* _YOUR GOAL_: Read the records below and copy each line that contains "true".

(Dataset rows)
__________________________________________________

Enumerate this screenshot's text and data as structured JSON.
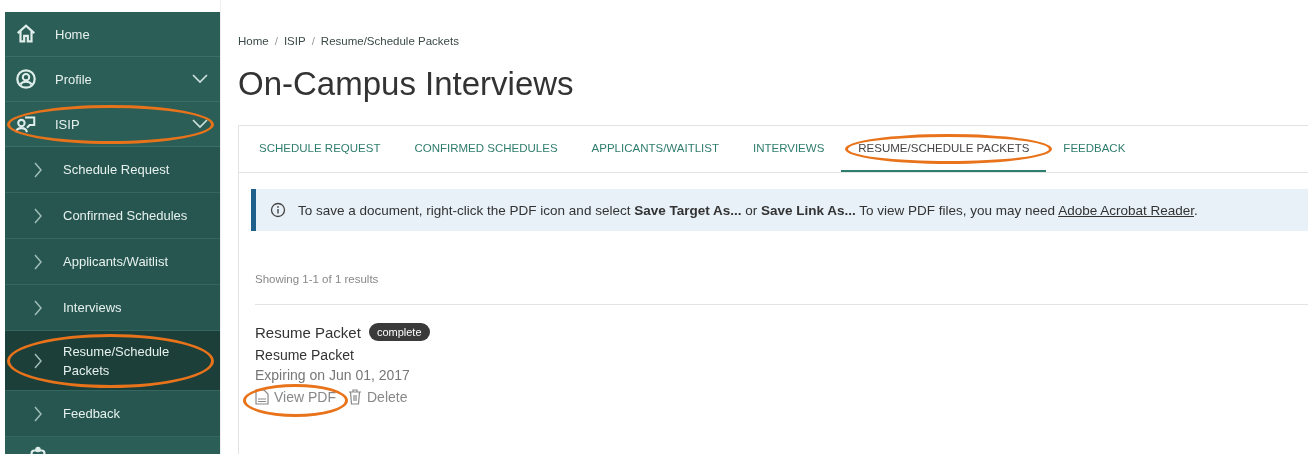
{
  "sidebar": {
    "items": [
      {
        "label": "Home",
        "kind": "link",
        "highlighted": false
      },
      {
        "label": "Profile",
        "kind": "group",
        "highlighted": false
      },
      {
        "label": "ISIP",
        "kind": "group",
        "highlighted": true,
        "children": [
          {
            "label": "Schedule Request",
            "selected": false,
            "highlighted": false
          },
          {
            "label": "Confirmed Schedules",
            "selected": false,
            "highlighted": false
          },
          {
            "label": "Applicants/Waitlist",
            "selected": false,
            "highlighted": false
          },
          {
            "label": "Interviews",
            "selected": false,
            "highlighted": false
          },
          {
            "label": "Resume/Schedule Packets",
            "selected": true,
            "highlighted": true
          },
          {
            "label": "Feedback",
            "selected": false,
            "highlighted": false
          }
        ]
      }
    ]
  },
  "breadcrumb": [
    {
      "label": "Home"
    },
    {
      "separator": "/",
      "label": "ISIP"
    },
    {
      "separator": "/",
      "label": "Resume/Schedule Packets"
    }
  ],
  "page_title": "On-Campus Interviews",
  "tabs": [
    {
      "label": "SCHEDULE REQUEST",
      "selected": false,
      "highlighted": false
    },
    {
      "label": "CONFIRMED SCHEDULES",
      "selected": false,
      "highlighted": false
    },
    {
      "label": "APPLICANTS/WAITLIST",
      "selected": false,
      "highlighted": false
    },
    {
      "label": "INTERVIEWS",
      "selected": false,
      "highlighted": false
    },
    {
      "label": "RESUME/SCHEDULE PACKETS",
      "selected": true,
      "highlighted": true
    },
    {
      "label": "FEEDBACK",
      "selected": false,
      "highlighted": false
    }
  ],
  "info": {
    "message": "To save a document, right-click the PDF icon and select **Save Target As...**  or **Save Link As...** To view PDF files, you may need",
    "link": "Adobe Acrobat Reader",
    "end": "."
  },
  "results_count": "Showing 1-1 of 1 results",
  "packets": [
    {
      "title": "Resume Packet",
      "status": "complete",
      "name": "Resume Packet",
      "expiry": "Expiring on Jun 01, 2017",
      "actions": [
        {
          "label": "View PDF",
          "kind": "pdf",
          "highlighted": true
        },
        {
          "label": "Delete",
          "kind": "delete",
          "highlighted": false
        }
      ]
    }
  ]
}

__________________________________________________

* _EXERCISE RESULT_:
        "highlighted": true,
            "selected": true,
            "highlighted": true
      "selected": true,
      "highlighted": true
          "highlighted": true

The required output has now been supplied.